INFORMATION PROVIDED –
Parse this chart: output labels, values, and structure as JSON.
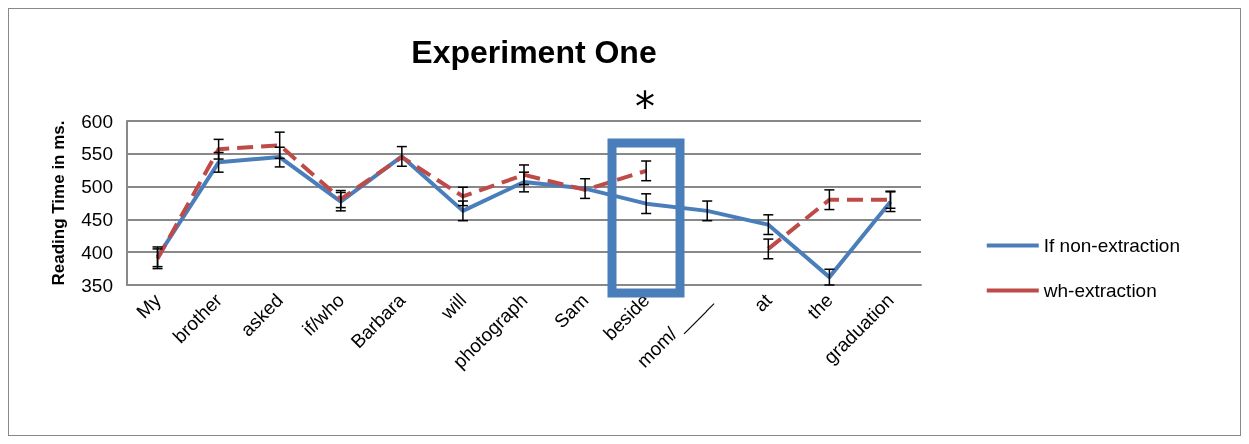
{
  "chart_data": {
    "type": "line",
    "title": "Experiment One",
    "ylabel": "Reading Time in ms.",
    "categories": [
      "My",
      "brother",
      "asked",
      "if/who",
      "Barbara",
      "will",
      "photograph",
      "Sam",
      "beside",
      "mom/ ____",
      "at",
      "the",
      "graduation"
    ],
    "series": [
      {
        "name": "If non-extraction",
        "color": "#4a7ebb",
        "line_style": "solid",
        "values": [
          393,
          537,
          545,
          477,
          546,
          463,
          507,
          497,
          474,
          463,
          442,
          362,
          477
        ],
        "errors": [
          15,
          15,
          15,
          14,
          15,
          15,
          15,
          15,
          15,
          15,
          15,
          12,
          15
        ]
      },
      {
        "name": "wh-extraction",
        "color": "#be4b48",
        "line_style": "dashed",
        "values": [
          390,
          557,
          563,
          481,
          545,
          485,
          518,
          495,
          524,
          null,
          405,
          480,
          480
        ],
        "errors": [
          15,
          15,
          20,
          13,
          null,
          14,
          15,
          null,
          15,
          null,
          15,
          15,
          13
        ]
      }
    ],
    "ylim": [
      350,
      600
    ],
    "yticks": [
      350,
      400,
      450,
      500,
      550,
      600
    ],
    "grid": "y",
    "legend": "right",
    "marker": "none",
    "annotations": [
      "*"
    ]
  }
}
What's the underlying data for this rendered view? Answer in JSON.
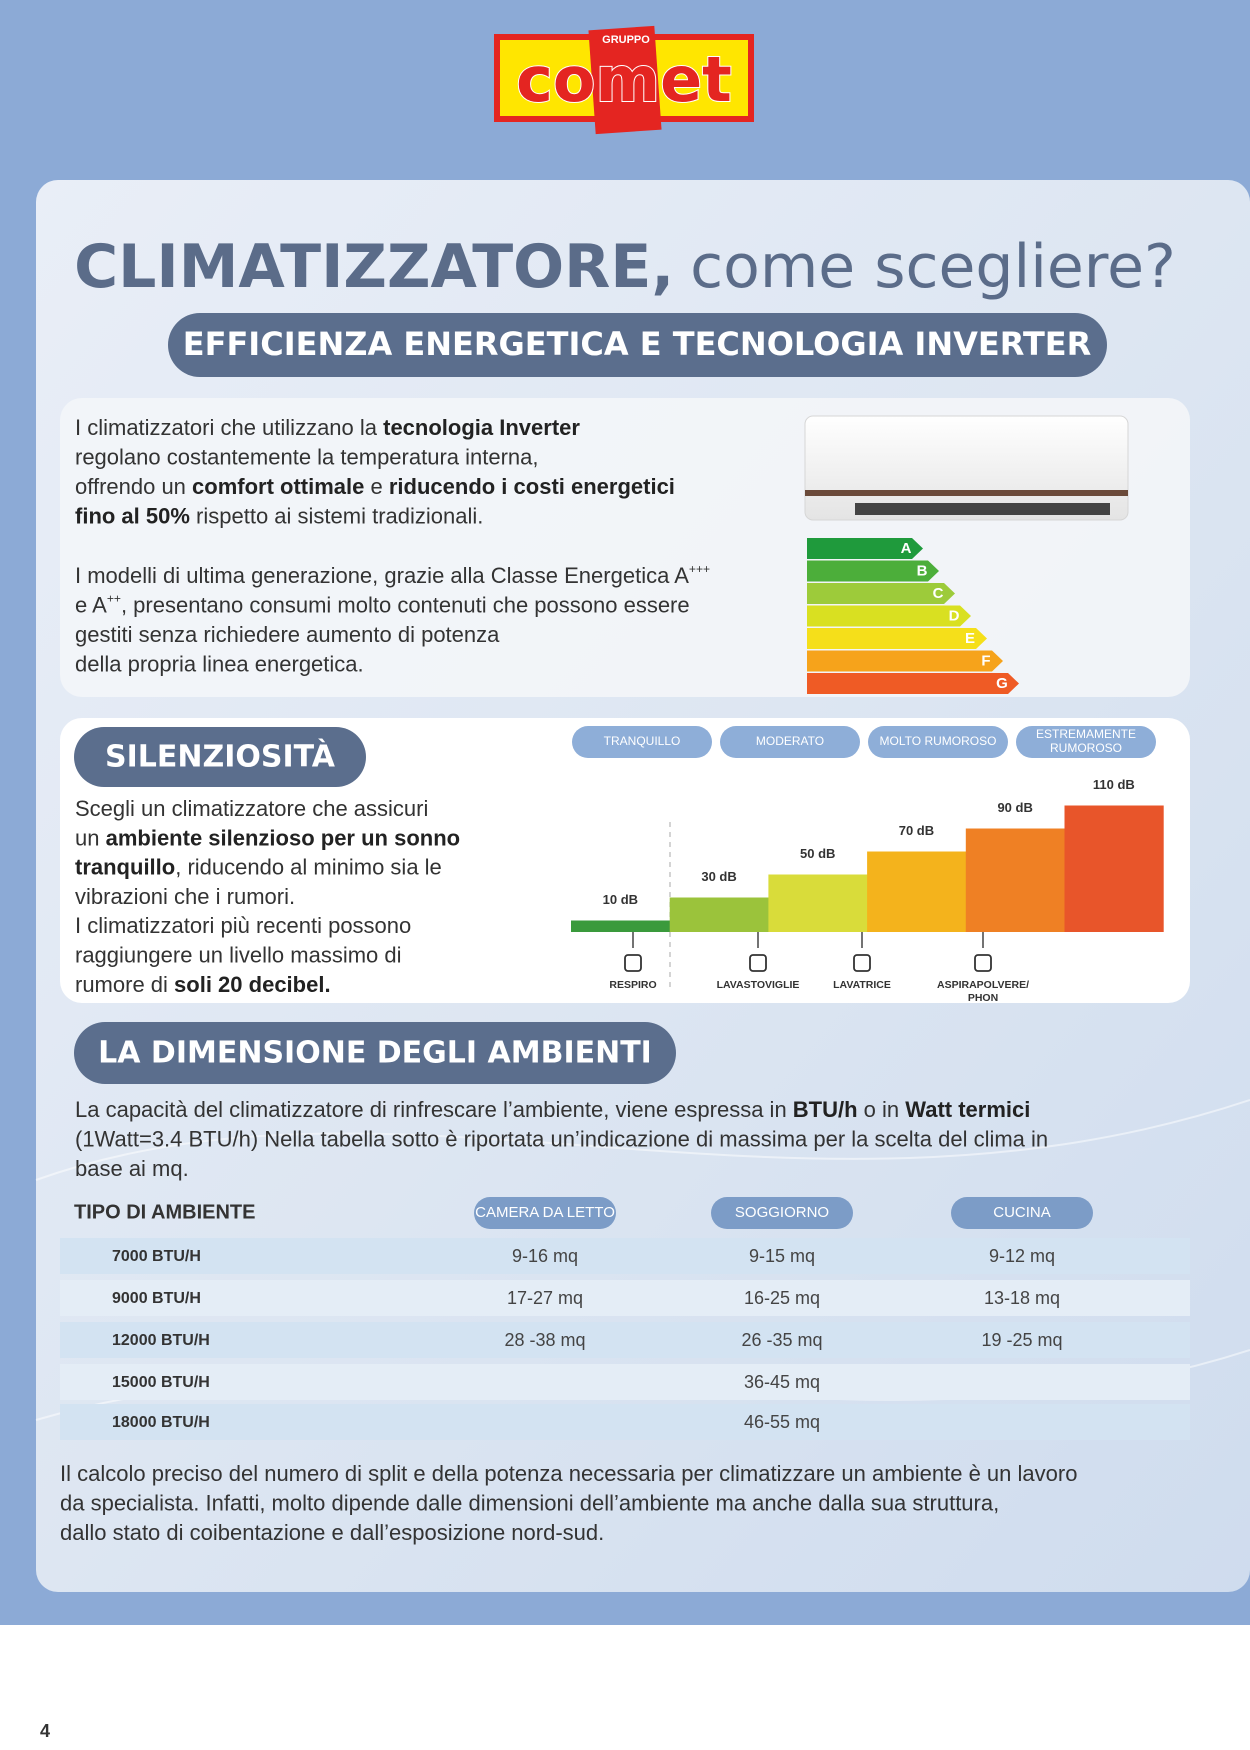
{
  "logo": {
    "group": "GRUPPO",
    "brand": "comet"
  },
  "title": {
    "bold": "CLIMATIZZATORE,",
    "regular": "come scegliere?"
  },
  "subtitle": "EFFICIENZA ENERGETICA E TECNOLOGIA INVERTER",
  "efficiency": {
    "paragraphs": [
      [
        [
          {
            "text": "I climatizzatori che utilizzano la "
          },
          {
            "text": "tecnologia Inverter",
            "bold": true
          }
        ],
        [
          {
            "text": "regolano costantemente la temperatura interna,"
          }
        ],
        [
          {
            "text": "offrendo un "
          },
          {
            "text": "comfort ottimale",
            "bold": true
          },
          {
            "text": " e "
          },
          {
            "text": "riducendo i costi energetici",
            "bold": true
          }
        ],
        [
          {
            "text": "fino al 50%",
            "bold": true
          },
          {
            "text": " rispetto ai sistemi tradizionali."
          }
        ]
      ],
      [
        [
          {
            "text": "I modelli di ultima generazione, grazie alla Classe Energetica A"
          },
          {
            "text": "+++",
            "sup": true
          }
        ],
        [
          {
            "text": "e A"
          },
          {
            "text": "++",
            "sup": true
          },
          {
            "text": ", presentano consumi molto contenuti che possono essere"
          }
        ],
        [
          {
            "text": "gestiti senza richiedere aumento di potenza"
          }
        ],
        [
          {
            "text": "della propria linea energetica."
          }
        ]
      ]
    ],
    "energy_classes": [
      "A",
      "B",
      "C",
      "D",
      "E",
      "F",
      "G"
    ]
  },
  "silence": {
    "heading": "SILENZIOSITÀ",
    "lines": [
      [
        {
          "text": "Scegli un climatizzatore che assicuri"
        }
      ],
      [
        {
          "text": "un "
        },
        {
          "text": "ambiente silenzioso per un sonno",
          "bold": true
        }
      ],
      [
        {
          "text": "tranquillo",
          "bold": true
        },
        {
          "text": ", riducendo al minimo sia le"
        }
      ],
      [
        {
          "text": "vibrazioni che i rumori."
        }
      ],
      [
        {
          "text": "I climatizzatori più recenti possono"
        }
      ],
      [
        {
          "text": "raggiungere un livello massimo di"
        }
      ],
      [
        {
          "text": "rumore di "
        },
        {
          "text": "soli 20 decibel.",
          "bold": true
        }
      ]
    ],
    "levels": [
      "TRANQUILLO",
      "MODERATO",
      "MOLTO RUMOROSO",
      "ESTREMAMENTE RUMOROSO"
    ],
    "chart": {
      "values": [
        10,
        30,
        50,
        70,
        90,
        110
      ],
      "value_labels": [
        "10 dB",
        "30 dB",
        "50 dB",
        "70 dB",
        "90 dB",
        "110 dB"
      ],
      "colors": [
        "#3a9a3c",
        "#9bc33b",
        "#d9dc3a",
        "#f4b31c",
        "#ef8024",
        "#e8552a"
      ]
    },
    "sources": [
      "RESPIRO",
      "LAVASTOVIGLIE",
      "LAVATRICE",
      "ASPIRAPOLVERE/ PHON"
    ]
  },
  "rooms": {
    "heading": "LA DIMENSIONE DEGLI AMBIENTI",
    "lines": [
      [
        {
          "text": "La capacità del climatizzatore di rinfrescare l’ambiente, viene espressa in "
        },
        {
          "text": "BTU/h",
          "bold": true
        },
        {
          "text": " o in "
        },
        {
          "text": "Watt termici",
          "bold": true
        }
      ],
      [
        {
          "text": "(1Watt=3.4 BTU/h) Nella tabella sotto è riportata un’indicazione di massima per la scelta del clima in"
        }
      ],
      [
        {
          "text": "base ai mq."
        }
      ]
    ],
    "table": {
      "header": "TIPO DI AMBIENTE",
      "columns": [
        "CAMERA DA LETTO",
        "SOGGIORNO",
        "CUCINA"
      ],
      "rows": [
        [
          "7000 BTU/H",
          "9-16 mq",
          "9-15 mq",
          "9-12 mq"
        ],
        [
          "9000 BTU/H",
          "17-27 mq",
          "16-25 mq",
          "13-18 mq"
        ],
        [
          "12000 BTU/H",
          "28 -38 mq",
          "26 -35 mq",
          "19 -25 mq"
        ],
        [
          "15000 BTU/H",
          null,
          "36-45 mq",
          null
        ],
        [
          "18000 BTU/H",
          null,
          "46-55 mq",
          null
        ]
      ]
    }
  },
  "footer": {
    "lines": [
      [
        {
          "text": "Il calcolo preciso del numero di split e della potenza necessaria per climatizzare un ambiente è un lavoro"
        }
      ],
      [
        {
          "text": "da specialista. Infatti, molto dipende dalle dimensioni dell’ambiente ma anche dalla sua struttura,"
        }
      ],
      [
        {
          "text": "dallo stato di coibentazione e dall’esposizione nord-sud."
        }
      ]
    ],
    "page_number": "4"
  }
}
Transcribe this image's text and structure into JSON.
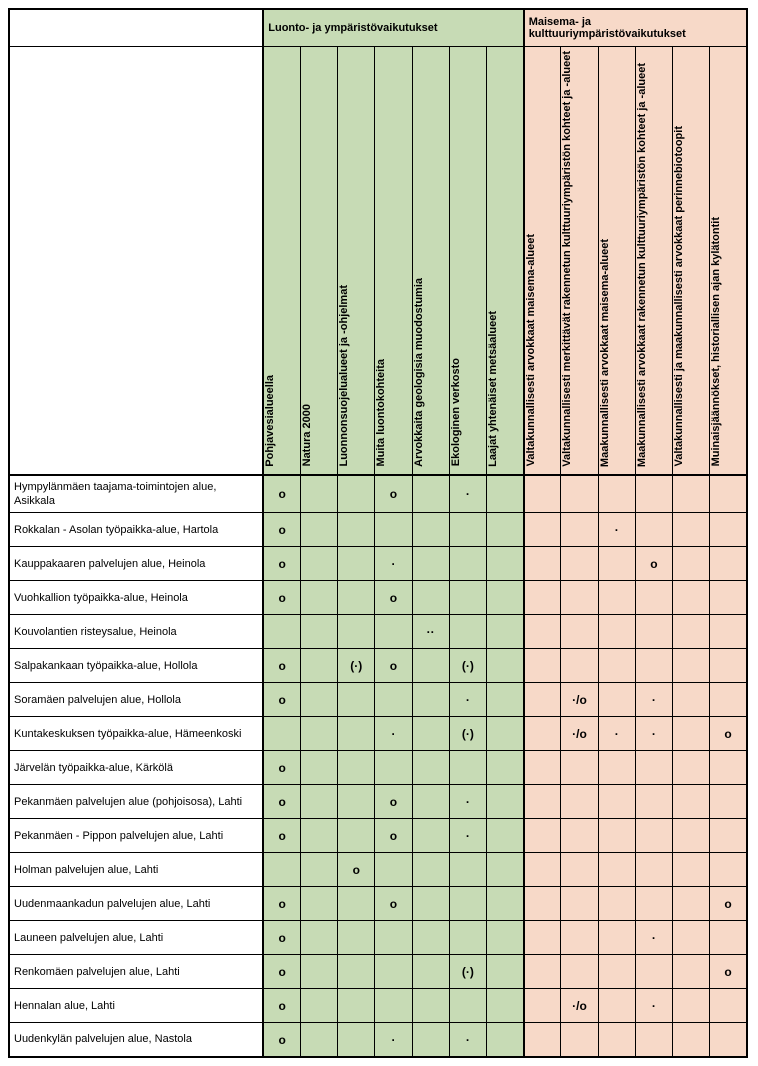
{
  "group_headers": {
    "g1": "Luonto- ja ympäristövaikutukset",
    "g2": "Maisema- ja kulttuuriympäristövaikutukset"
  },
  "columns": {
    "g1": [
      "Pohjavesialueella",
      "Natura 2000",
      "Luonnonsuojelualueet ja -ohjelmat",
      "Muita luontokohteita",
      "Arvokkaita geologisia muodostumia",
      "Ekologinen verkosto",
      "Laajat yhtenäiset metsäalueet"
    ],
    "g2": [
      "Valtakunnallisesti arvokkaat maisema-alueet",
      "Valtakunnallisesti merkittävät rakennetun kulttuuriympäristön kohteet ja -alueet",
      "Maakunnallisesti arvokkaat maisema-alueet",
      "Maakunnallisesti arvokkaat rakennetun kulttuuriympäristön kohteet ja -alueet",
      "Valtakunnallisesti ja maakunnallisesti arvokkaat perinnebiotoopit",
      "Muinaisjäännökset, historiallisen ajan kylätontit"
    ]
  },
  "rows": [
    {
      "label": "Hympylänmäen taajama-toimintojen alue, Asikkala",
      "g1": [
        "o",
        "",
        "",
        "o",
        "",
        "·",
        ""
      ],
      "g2": [
        "",
        "",
        "",
        "",
        "",
        ""
      ]
    },
    {
      "label": "Rokkalan - Asolan työpaikka-alue, Hartola",
      "g1": [
        "o",
        "",
        "",
        "",
        "",
        "",
        ""
      ],
      "g2": [
        "",
        "",
        "·",
        "",
        "",
        ""
      ]
    },
    {
      "label": "Kauppakaaren palvelujen alue, Heinola",
      "g1": [
        "o",
        "",
        "",
        "·",
        "",
        "",
        ""
      ],
      "g2": [
        "",
        "",
        "",
        "o",
        "",
        ""
      ]
    },
    {
      "label": "Vuohkallion työpaikka-alue, Heinola",
      "g1": [
        "o",
        "",
        "",
        "o",
        "",
        "",
        ""
      ],
      "g2": [
        "",
        "",
        "",
        "",
        "",
        ""
      ]
    },
    {
      "label": "Kouvolantien risteysalue, Heinola",
      "g1": [
        "",
        "",
        "",
        "",
        "··",
        "",
        ""
      ],
      "g2": [
        "",
        "",
        "",
        "",
        "",
        ""
      ]
    },
    {
      "label": "Salpakankaan työpaikka-alue, Hollola",
      "g1": [
        "o",
        "",
        "(·)",
        "o",
        "",
        "(·)",
        ""
      ],
      "g2": [
        "",
        "",
        "",
        "",
        "",
        ""
      ]
    },
    {
      "label": "Soramäen palvelujen alue, Hollola",
      "g1": [
        "o",
        "",
        "",
        "",
        "",
        "·",
        ""
      ],
      "g2": [
        "",
        "·/o",
        "",
        "·",
        "",
        ""
      ]
    },
    {
      "label": "Kuntakeskuksen työpaikka-alue, Hämeenkoski",
      "g1": [
        "",
        "",
        "",
        "·",
        "",
        "(·)",
        ""
      ],
      "g2": [
        "",
        "·/o",
        "·",
        "·",
        "",
        "o"
      ]
    },
    {
      "label": "Järvelän työpaikka-alue, Kärkölä",
      "g1": [
        "o",
        "",
        "",
        "",
        "",
        "",
        ""
      ],
      "g2": [
        "",
        "",
        "",
        "",
        "",
        ""
      ]
    },
    {
      "label": "Pekanmäen palvelujen alue (pohjoisosa), Lahti",
      "g1": [
        "o",
        "",
        "",
        "o",
        "",
        "·",
        ""
      ],
      "g2": [
        "",
        "",
        "",
        "",
        "",
        ""
      ]
    },
    {
      "label": "Pekanmäen - Pippon palvelujen alue, Lahti",
      "g1": [
        "o",
        "",
        "",
        "o",
        "",
        "·",
        ""
      ],
      "g2": [
        "",
        "",
        "",
        "",
        "",
        ""
      ]
    },
    {
      "label": "Holman palvelujen alue, Lahti",
      "g1": [
        "",
        "",
        "o",
        "",
        "",
        "",
        ""
      ],
      "g2": [
        "",
        "",
        "",
        "",
        "",
        ""
      ]
    },
    {
      "label": "Uudenmaankadun palvelujen alue, Lahti",
      "g1": [
        "o",
        "",
        "",
        "o",
        "",
        "",
        ""
      ],
      "g2": [
        "",
        "",
        "",
        "",
        "",
        "o"
      ]
    },
    {
      "label": "Launeen palvelujen alue, Lahti",
      "g1": [
        "o",
        "",
        "",
        "",
        "",
        "",
        ""
      ],
      "g2": [
        "",
        "",
        "",
        "·",
        "",
        ""
      ]
    },
    {
      "label": "Renkomäen palvelujen alue, Lahti",
      "g1": [
        "o",
        "",
        "",
        "",
        "",
        "(·)",
        ""
      ],
      "g2": [
        "",
        "",
        "",
        "",
        "",
        "o"
      ]
    },
    {
      "label": "Hennalan alue, Lahti",
      "g1": [
        "o",
        "",
        "",
        "",
        "",
        "",
        ""
      ],
      "g2": [
        "",
        "·/o",
        "",
        "·",
        "",
        ""
      ]
    },
    {
      "label": "Uudenkylän palvelujen alue, Nastola",
      "g1": [
        "o",
        "",
        "",
        "·",
        "",
        "·",
        ""
      ],
      "g2": [
        "",
        "",
        "",
        "",
        "",
        ""
      ]
    }
  ],
  "colors": {
    "g1_bg": "#c7dbb5",
    "g2_bg": "#f7d9c8",
    "border": "#000000"
  }
}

AIM OF THE TASK –
Copy out each line in the preceding records that contains "potenza".

ANSWER TO THE TASK –
            "text": "gestiti senza richiedere aumento di potenza"
          "text": "Il calcolo preciso del numero di split e della potenza necessaria per climatizzare un ambiente è un lavoro"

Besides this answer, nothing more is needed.